━━━ Records for the task

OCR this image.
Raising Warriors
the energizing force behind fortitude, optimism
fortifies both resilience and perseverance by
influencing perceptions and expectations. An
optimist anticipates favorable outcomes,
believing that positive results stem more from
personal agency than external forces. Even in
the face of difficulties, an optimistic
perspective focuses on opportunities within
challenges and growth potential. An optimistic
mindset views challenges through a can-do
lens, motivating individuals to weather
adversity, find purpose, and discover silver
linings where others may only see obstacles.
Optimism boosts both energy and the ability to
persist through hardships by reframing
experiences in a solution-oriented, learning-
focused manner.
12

━━━━━━

**Task description**
From the material above, gather all lines that include the string "optimistic" and copy them.

**Correct output**
the face of difficulties, an optimistic
challenges and growth potential. An optimistic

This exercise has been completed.